EXTRAIT DU DOCUMENT:
Pèlerinage annuel de la Ghriba

Pas de démocratie sans pluralité

 

Le pèlerinage annuel de la Ghriba, à Djerba, qui rassemble des Juifs venus du monde entier, s’est déroulé du 16 au 18 mai et a atteint les 2000 visiteurs. L’occasion de faire le point sur le pèlerinage le plus sacré d’Afrique du Nord pour la communauté juive. 


C'est sur l’«île des rêves», à Djerba, qu’a été édifié le temple juif de la Ghriba, lieu sacré pour tous les juifs tunisiens et bien au-delà. La synagogue, située dans la zone d’Erriadh, près de Houmet Souk, daterait selon une plaque qui s’y trouve de 585 av. J. C.

CONSIGNES ET EXIGENCES: Modifiez s'il vous plaît le passage du texte sur le pèlerinage de la Ghriba allant de « Le pèlerinage annuel » à « la communauté juive. » en remplaçant « visiteurs » par « pèlerins ». Recopiez ensuite ce passage en entier.

EXTRAITS DE DONNÉES:
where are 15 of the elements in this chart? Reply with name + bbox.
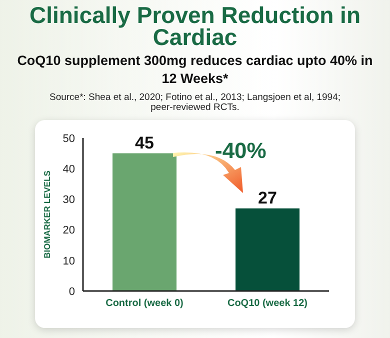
chart-subtitle: CoQ10 supplement 300mg reduces cardiac upto 40% in 12 Weeks* xyxy=(16,52,374,88)
y-tick-label: 50 xyxy=(62,132,75,145)
data-label: 27 xyxy=(258,188,277,208)
y-axis-title: BIOMARKER LEVELS xyxy=(42,170,52,258)
y-tick-label: 0 xyxy=(68,286,75,298)
y-tick-label: 20 xyxy=(62,224,75,237)
chart-title: Clinically Proven Reduction in Cardiac xyxy=(28,2,362,50)
y-tick-label: 40 xyxy=(62,164,75,176)
annotation: -40% xyxy=(215,138,266,164)
x-tick-label: Control (week 0) xyxy=(106,298,184,310)
x-tick-label: CoQ10 (week 12) xyxy=(227,298,308,310)
data-label: 45 xyxy=(135,133,154,152)
y-tick-label: 30 xyxy=(62,194,75,206)
source-note: Source*: Shea et al., 2020; Fotino et al., 2013; Langsjoen et al, 1994; peer-reviewed RCTs. xyxy=(48,92,342,113)
y-tick-label: 10 xyxy=(62,255,75,268)
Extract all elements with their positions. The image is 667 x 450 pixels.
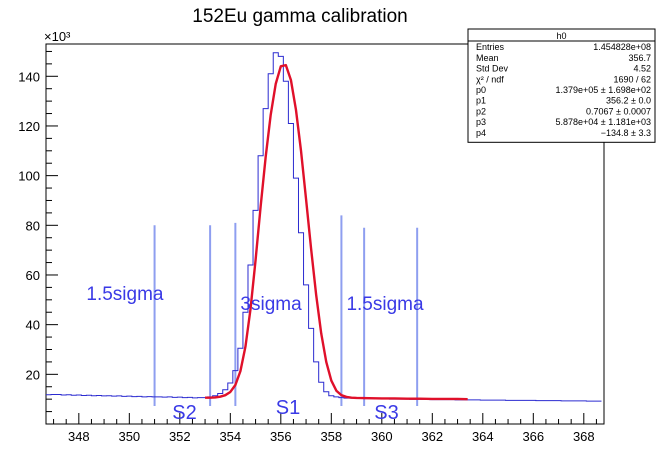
x-tick-label: 368 (573, 429, 595, 444)
stats-row-label: p3 (476, 117, 486, 127)
x-tick-label: 352 (169, 429, 191, 444)
data-series (46, 52, 602, 402)
vertical-markers (153, 215, 419, 406)
annotation-label: S2 (172, 402, 196, 424)
stats-row-value: 1.454828e+08 (593, 42, 651, 52)
annotation-label: S3 (374, 402, 398, 424)
y-tick-label: 120 (18, 119, 40, 134)
stats-row-value: 356.7 (628, 53, 651, 63)
chart-title: 152Eu gamma calibration (192, 6, 407, 27)
stats-row-label: Entries (476, 42, 505, 52)
annotation-label: 3sigma (240, 294, 302, 315)
x-tick-label: 364 (472, 429, 494, 444)
y-tick-label: 100 (18, 169, 40, 184)
stats-row-label: p4 (476, 128, 486, 138)
annotation-label: 1.5sigma (86, 284, 164, 305)
stats-row-label: χ² / ndf (476, 74, 504, 84)
x-tick-label: 354 (219, 429, 241, 444)
x-tick-label: 362 (421, 429, 443, 444)
x-tick-label: 358 (320, 429, 342, 444)
stats-row-value: 4.52 (633, 64, 651, 74)
stats-box-title: h0 (556, 31, 566, 41)
stats-row-label: p1 (476, 96, 486, 106)
stats-row-value: −134.8 ± 3.3 (601, 128, 651, 138)
stats-row-value: 5.878e+04 ± 1.181e+03 (555, 117, 651, 127)
stats-row-value: 1.379e+05 ± 1.698e+02 (555, 85, 651, 95)
x-axis: 348 350 352 354 356 358 360 362 364 366 368 (53, 413, 597, 444)
y-axis-multiplier: ×10³ (44, 29, 71, 44)
y-axis: 20 40 60 80 100 120 140 (18, 50, 58, 413)
x-tick-label: 350 (118, 429, 140, 444)
x-tick-label: 366 (522, 429, 544, 444)
annotation-label: 1.5sigma (346, 294, 424, 315)
stats-box-frame (467, 28, 656, 143)
y-tick-label: 60 (26, 268, 40, 283)
y-tick-label: 40 (26, 318, 40, 333)
stats-row-label: p0 (476, 85, 486, 95)
y-tick-label: 140 (18, 69, 40, 84)
annotations: 1.5sigma 3sigma 1.5sigma S2 S1 S3 (86, 284, 424, 424)
stats-row-label: Mean (476, 53, 499, 63)
x-tick-label: 356 (270, 429, 292, 444)
stats-row-value: 1690 / 62 (613, 74, 651, 84)
y-tick-label: 80 (26, 218, 40, 233)
plot-frame (45, 43, 605, 425)
annotation-label: S1 (276, 397, 300, 419)
stats-row-value: 0.7067 ± 0.0007 (586, 106, 651, 116)
histogram-series (46, 52, 602, 402)
x-tick-label: 348 (68, 429, 90, 444)
stats-row-label: p2 (476, 106, 486, 116)
stats-row-value: 356.2 ± 0.0 (606, 96, 651, 106)
stats-box: h0 Entries 1.454828e+08 Mean 356.7 Std Dev 4.5… (467, 28, 656, 143)
fit-curve (205, 63, 468, 401)
y-tick-label: 20 (26, 367, 40, 382)
stats-row-label: Std Dev (476, 64, 509, 74)
x-tick-label: 360 (371, 429, 393, 444)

CORRIGÉ DÉTAILLÉ:
Le pèlerinage annuel de la Ghriba, à Djerba, qui rassemble des Juifs venus du monde entier, s’est déroulé du 16 au 18 mai et a atteint les 2000 pèlerins. L’occasion de faire le point sur le pèlerinage le plus sacré d’Afrique du Nord pour la communauté juive.